## begin SUPPLIED DATA

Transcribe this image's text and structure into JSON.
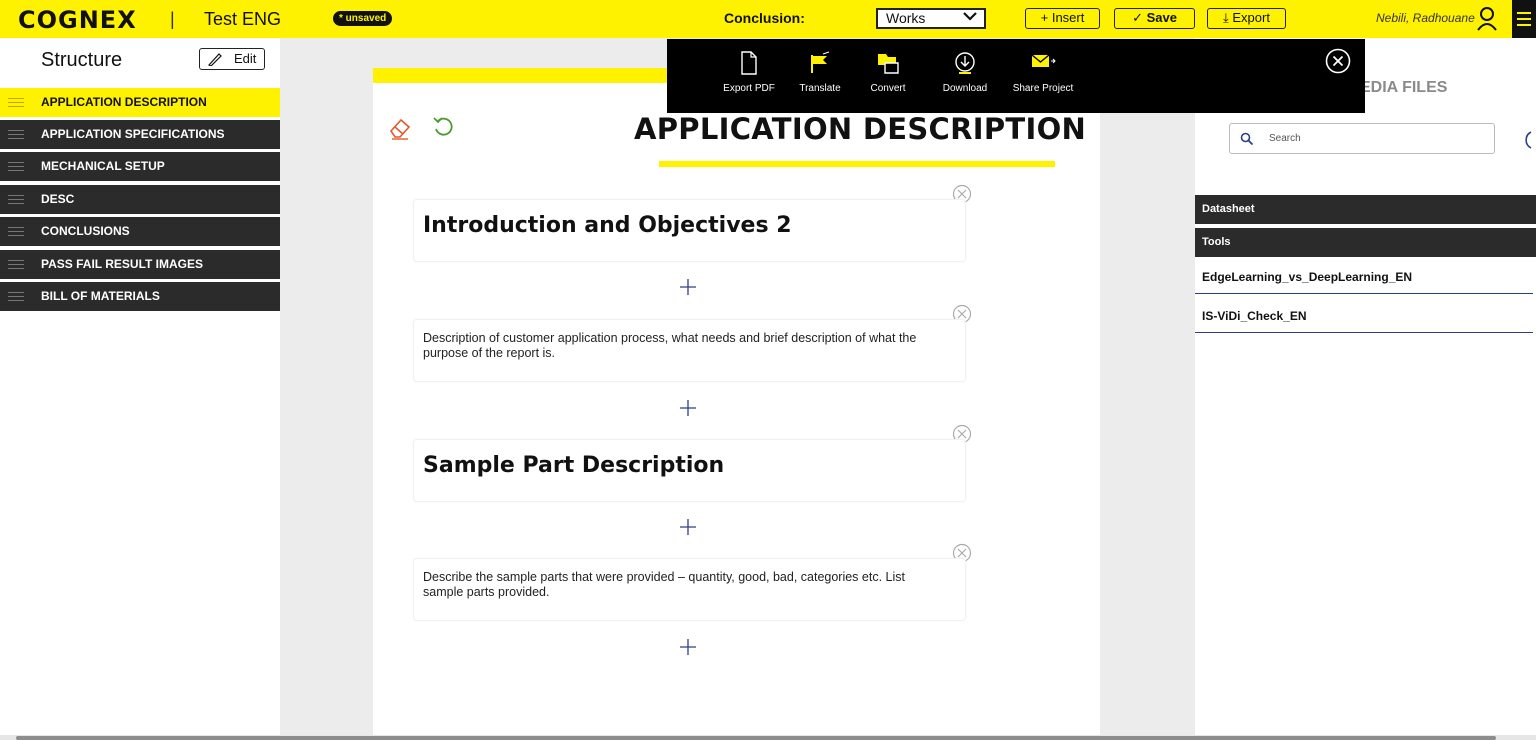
{
  "header": {
    "logo": "COGNEX",
    "separator": "|",
    "project_name": "Test ENG",
    "status_badge": "* unsaved",
    "conclusion_label": "Conclusion:",
    "conclusion_value": "Works",
    "insert_label": "+ Insert",
    "save_label": "✓ Save",
    "export_label": "⤓ Export",
    "user_name": "Nebili, Radhouane",
    "brand_color": "#fff200"
  },
  "sidebar": {
    "title": "Structure",
    "edit_label": "Edit",
    "items": [
      {
        "label": "APPLICATION DESCRIPTION",
        "active": true
      },
      {
        "label": "APPLICATION SPECIFICATIONS"
      },
      {
        "label": "MECHANICAL SETUP"
      },
      {
        "label": "DESC"
      },
      {
        "label": "CONCLUSIONS"
      },
      {
        "label": "PASS FAIL RESULT IMAGES"
      },
      {
        "label": "BILL OF MATERIALS"
      }
    ]
  },
  "overlay": {
    "items": [
      {
        "label": "Export PDF",
        "icon": "file-icon"
      },
      {
        "label": "Translate",
        "icon": "flag-icon"
      },
      {
        "label": "Convert",
        "icon": "folder-convert-icon"
      },
      {
        "label": "Download",
        "icon": "download-icon"
      },
      {
        "label": "Share Project",
        "icon": "mail-share-icon"
      }
    ]
  },
  "main": {
    "section_title": "APPLICATION DESCRIPTION",
    "blocks": [
      {
        "type": "heading",
        "text": "Introduction and Objectives 2"
      },
      {
        "type": "paragraph",
        "text": "Description of customer application process, what needs and brief description of what the purpose of the report is."
      },
      {
        "type": "heading",
        "text": "Sample Part Description"
      },
      {
        "type": "paragraph",
        "text": "Describe the sample parts that were provided – quantity, good, bad, categories etc. List sample parts provided."
      }
    ]
  },
  "right_panel": {
    "title_partial": "EDIA FILES",
    "search_placeholder": "Search",
    "categories": [
      "Datasheet",
      "Tools"
    ],
    "files": [
      "EdgeLearning_vs_DeepLearning_EN",
      "IS-ViDi_Check_EN"
    ]
  }
}
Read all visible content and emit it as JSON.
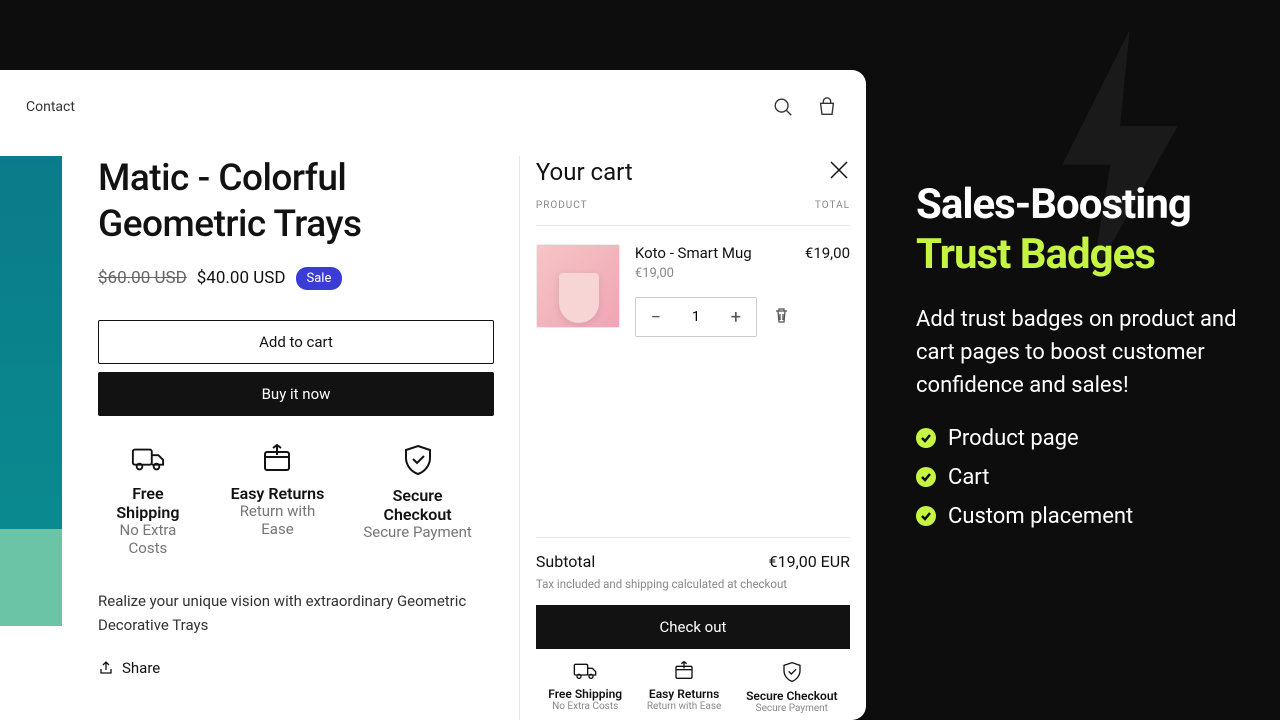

## end SUPPLIED DATA

● WHAT IS REQUIRED
Verbatim reproduction of every record is required; images are left out.

● ANSWER TO THE EXERCISE
Transcribe this image's text and structure into JSON.
{
  "header": {
    "logo": "COGNEX",
    "separator": "|",
    "project_name": "Test ENG",
    "status_badge": "* unsaved",
    "conclusion_label": "Conclusion:",
    "conclusion_value": "Works",
    "insert_label": "+ Insert",
    "save_label": "✓ Save",
    "export_label": "⤓ Export",
    "user_name": "Nebili, Radhouane",
    "brand_color": "#fff200"
  },
  "sidebar": {
    "title": "Structure",
    "edit_label": "Edit",
    "items": [
      {
        "label": "APPLICATION DESCRIPTION",
        "active": true
      },
      {
        "label": "APPLICATION SPECIFICATIONS"
      },
      {
        "label": "MECHANICAL SETUP"
      },
      {
        "label": "DESC"
      },
      {
        "label": "CONCLUSIONS"
      },
      {
        "label": "PASS FAIL RESULT IMAGES"
      },
      {
        "label": "BILL OF MATERIALS"
      }
    ]
  },
  "overlay": {
    "items": [
      {
        "label": "Export PDF",
        "icon": "file-icon"
      },
      {
        "label": "Translate",
        "icon": "flag-icon"
      },
      {
        "label": "Convert",
        "icon": "folder-convert-icon"
      },
      {
        "label": "Download",
        "icon": "download-icon"
      },
      {
        "label": "Share Project",
        "icon": "mail-share-icon"
      }
    ]
  },
  "main": {
    "section_title": "APPLICATION DESCRIPTION",
    "blocks": [
      {
        "type": "heading",
        "text": "Introduction and Objectives 2"
      },
      {
        "type": "paragraph",
        "text": "Description of customer application process, what needs and brief description of what the purpose of the report is."
      },
      {
        "type": "heading",
        "text": "Sample Part Description"
      },
      {
        "type": "paragraph",
        "text": "Describe the sample parts that were provided – quantity, good, bad, categories etc. List sample parts provided."
      }
    ]
  },
  "right_panel": {
    "title_partial": "EDIA FILES",
    "search_placeholder": "Search",
    "categories": [
      "Datasheet",
      "Tools"
    ],
    "files": [
      "EdgeLearning_vs_DeepLearning_EN",
      "IS-ViDi_Check_EN"
    ]
  }
}
Read all visible content and emit it as JSON.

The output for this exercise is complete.